**Written task**
Go through the records and show each line where the word "permuted" occurs.

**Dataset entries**
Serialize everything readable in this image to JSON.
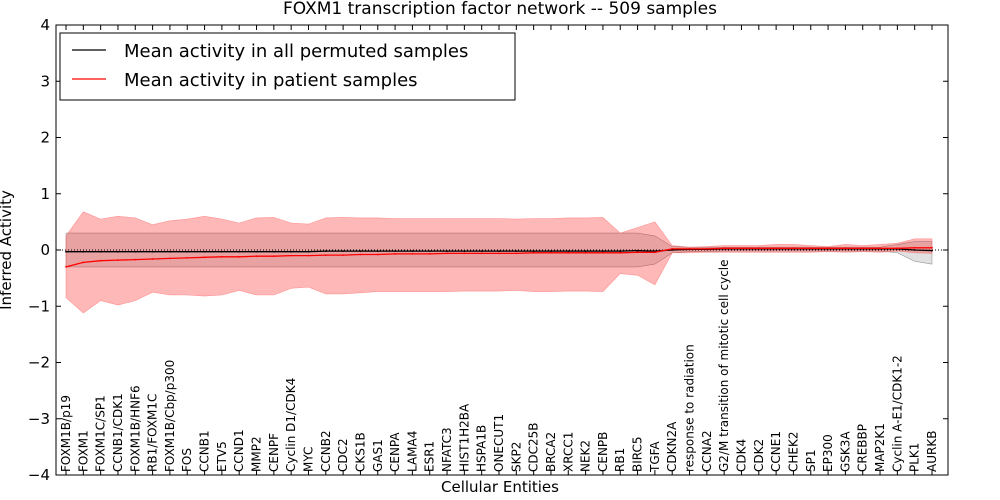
{
  "chart_data": {
    "type": "line",
    "title": "FOXM1 transcription factor network -- 509 samples",
    "xlabel": "Cellular Entities",
    "ylabel": "Inferred Activity",
    "ylim": [
      -4,
      4
    ],
    "yticks": [
      -4,
      -3,
      -2,
      -1,
      0,
      1,
      2,
      3,
      4
    ],
    "ytick_labels": [
      "−4",
      "−3",
      "−2",
      "−1",
      "0",
      "1",
      "2",
      "3",
      "4"
    ],
    "legend": {
      "placement": "top-left",
      "entries": [
        {
          "label": "Mean activity in all permuted samples",
          "color": "#000000"
        },
        {
          "label": "Mean activity in patient samples",
          "color": "#ff0000"
        }
      ]
    },
    "categories": [
      "FOXM1B/p19",
      "FOXM1",
      "FOXM1C/SP1",
      "CCNB1/CDK1",
      "FOXM1B/HNF6",
      "RB1/FOXM1C",
      "FOXM1B/Cbp/p300",
      "FOS",
      "CCNB1",
      "ETV5",
      "CCND1",
      "MMP2",
      "CENPF",
      "Cyclin D1/CDK4",
      "MYC",
      "CCNB2",
      "CDC2",
      "CKS1B",
      "GAS1",
      "CENPA",
      "LAMA4",
      "ESR1",
      "NFATC3",
      "HIST1H2BA",
      "HSPA1B",
      "ONECUT1",
      "SKP2",
      "CDC25B",
      "BRCA2",
      "XRCC1",
      "NEK2",
      "CENPB",
      "RB1",
      "BIRC5",
      "TGFA",
      "CDKN2A",
      "response to radiation",
      "CCNA2",
      "G2/M transition of mitotic cell cycle",
      "CDK4",
      "CDK2",
      "CCNE1",
      "CHEK2",
      "SP1",
      "EP300",
      "GSK3A",
      "CREBBP",
      "MAP2K1",
      "Cyclin A-E1/CDK1-2",
      "PLK1",
      "AURKB"
    ],
    "series": [
      {
        "name": "Mean activity in all permuted samples",
        "color": "#000000",
        "values": [
          -0.03,
          -0.03,
          -0.03,
          -0.03,
          -0.03,
          -0.03,
          -0.03,
          -0.03,
          -0.03,
          -0.03,
          -0.03,
          -0.03,
          -0.03,
          -0.03,
          -0.03,
          -0.02,
          -0.02,
          -0.02,
          -0.02,
          -0.02,
          -0.02,
          -0.02,
          -0.02,
          -0.02,
          -0.02,
          -0.02,
          -0.02,
          -0.02,
          -0.02,
          -0.02,
          -0.02,
          -0.02,
          -0.02,
          -0.01,
          -0.02,
          0.0,
          0.01,
          0.01,
          0.02,
          0.02,
          0.02,
          0.02,
          0.02,
          0.02,
          0.02,
          0.02,
          0.02,
          0.02,
          0.02,
          0.0,
          -0.01
        ],
        "upper": [
          0.3,
          0.3,
          0.3,
          0.3,
          0.3,
          0.3,
          0.3,
          0.3,
          0.3,
          0.3,
          0.3,
          0.3,
          0.3,
          0.3,
          0.3,
          0.3,
          0.3,
          0.3,
          0.3,
          0.3,
          0.3,
          0.3,
          0.3,
          0.3,
          0.3,
          0.3,
          0.3,
          0.3,
          0.3,
          0.3,
          0.3,
          0.3,
          0.3,
          0.3,
          0.25,
          0.06,
          0.05,
          0.05,
          0.05,
          0.05,
          0.05,
          0.05,
          0.05,
          0.05,
          0.05,
          0.05,
          0.05,
          0.05,
          0.1,
          0.15,
          0.15
        ],
        "lower": [
          -0.3,
          -0.3,
          -0.3,
          -0.3,
          -0.3,
          -0.3,
          -0.3,
          -0.3,
          -0.3,
          -0.3,
          -0.3,
          -0.3,
          -0.3,
          -0.3,
          -0.3,
          -0.3,
          -0.3,
          -0.3,
          -0.3,
          -0.3,
          -0.3,
          -0.3,
          -0.3,
          -0.3,
          -0.3,
          -0.3,
          -0.3,
          -0.3,
          -0.3,
          -0.3,
          -0.3,
          -0.3,
          -0.3,
          -0.3,
          -0.25,
          -0.05,
          -0.03,
          -0.03,
          -0.02,
          -0.02,
          -0.02,
          -0.02,
          -0.02,
          -0.02,
          -0.02,
          -0.02,
          -0.02,
          -0.02,
          -0.05,
          -0.2,
          -0.25
        ]
      },
      {
        "name": "Mean activity in patient samples",
        "color": "#ff0000",
        "values": [
          -0.3,
          -0.22,
          -0.19,
          -0.18,
          -0.17,
          -0.16,
          -0.15,
          -0.14,
          -0.13,
          -0.12,
          -0.12,
          -0.11,
          -0.11,
          -0.1,
          -0.1,
          -0.09,
          -0.09,
          -0.08,
          -0.08,
          -0.07,
          -0.07,
          -0.07,
          -0.06,
          -0.06,
          -0.06,
          -0.06,
          -0.06,
          -0.05,
          -0.05,
          -0.05,
          -0.05,
          -0.05,
          -0.05,
          -0.04,
          -0.04,
          0.02,
          0.02,
          0.02,
          0.03,
          0.03,
          0.03,
          0.03,
          0.03,
          0.03,
          0.03,
          0.03,
          0.03,
          0.03,
          0.03,
          0.04,
          0.04
        ],
        "upper": [
          0.25,
          0.68,
          0.55,
          0.6,
          0.57,
          0.45,
          0.52,
          0.55,
          0.6,
          0.55,
          0.48,
          0.57,
          0.58,
          0.48,
          0.46,
          0.57,
          0.58,
          0.57,
          0.57,
          0.56,
          0.56,
          0.56,
          0.56,
          0.56,
          0.56,
          0.56,
          0.55,
          0.56,
          0.56,
          0.57,
          0.57,
          0.58,
          0.3,
          0.4,
          0.5,
          0.08,
          0.05,
          0.06,
          0.08,
          0.08,
          0.08,
          0.1,
          0.1,
          0.08,
          0.06,
          0.1,
          0.08,
          0.1,
          0.12,
          0.2,
          0.2
        ],
        "lower": [
          -0.85,
          -1.12,
          -0.9,
          -0.98,
          -0.9,
          -0.75,
          -0.8,
          -0.8,
          -0.82,
          -0.8,
          -0.72,
          -0.8,
          -0.8,
          -0.68,
          -0.66,
          -0.78,
          -0.78,
          -0.76,
          -0.74,
          -0.74,
          -0.74,
          -0.74,
          -0.74,
          -0.73,
          -0.73,
          -0.73,
          -0.72,
          -0.74,
          -0.74,
          -0.73,
          -0.73,
          -0.74,
          -0.42,
          -0.45,
          -0.62,
          -0.05,
          -0.05,
          -0.04,
          -0.04,
          -0.04,
          -0.04,
          -0.04,
          -0.04,
          -0.04,
          -0.03,
          -0.04,
          -0.03,
          -0.04,
          -0.02,
          -0.05,
          -0.06
        ]
      }
    ]
  }
}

**Solution to this task**
          "label": "Mean activity in all permuted samples",
        "name": "Mean activity in all permuted samples",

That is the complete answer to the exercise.